[Start Extracted data]

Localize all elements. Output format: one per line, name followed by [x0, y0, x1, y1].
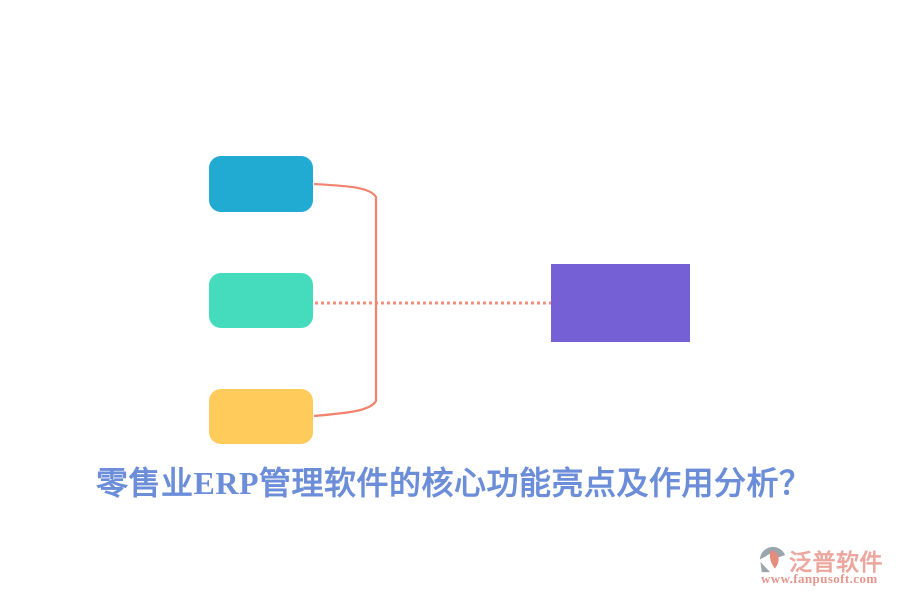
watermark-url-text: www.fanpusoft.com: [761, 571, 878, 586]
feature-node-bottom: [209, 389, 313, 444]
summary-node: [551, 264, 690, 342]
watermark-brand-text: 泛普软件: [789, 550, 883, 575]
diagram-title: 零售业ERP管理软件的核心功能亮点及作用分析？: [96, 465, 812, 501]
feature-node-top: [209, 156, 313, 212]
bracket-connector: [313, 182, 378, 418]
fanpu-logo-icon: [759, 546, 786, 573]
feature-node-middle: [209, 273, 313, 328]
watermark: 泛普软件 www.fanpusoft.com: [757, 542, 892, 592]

[End Extracted data]

Exercise description |
Repeat word for word the lines running from the first line above through the line that contains "watermark-brand-text: 泛普软件: [789, 550, 883, 575]", inclusive, and leave the picture out of your answer.

Full response |
Localize all elements. Output format: one per line, name followed by [x0, y0, x1, y1].
watermark-url-text: www.fanpusoft.com: [761, 571, 878, 586]
feature-node-bottom: [209, 389, 313, 444]
summary-node: [551, 264, 690, 342]
watermark-brand-text: 泛普软件: [789, 550, 883, 575]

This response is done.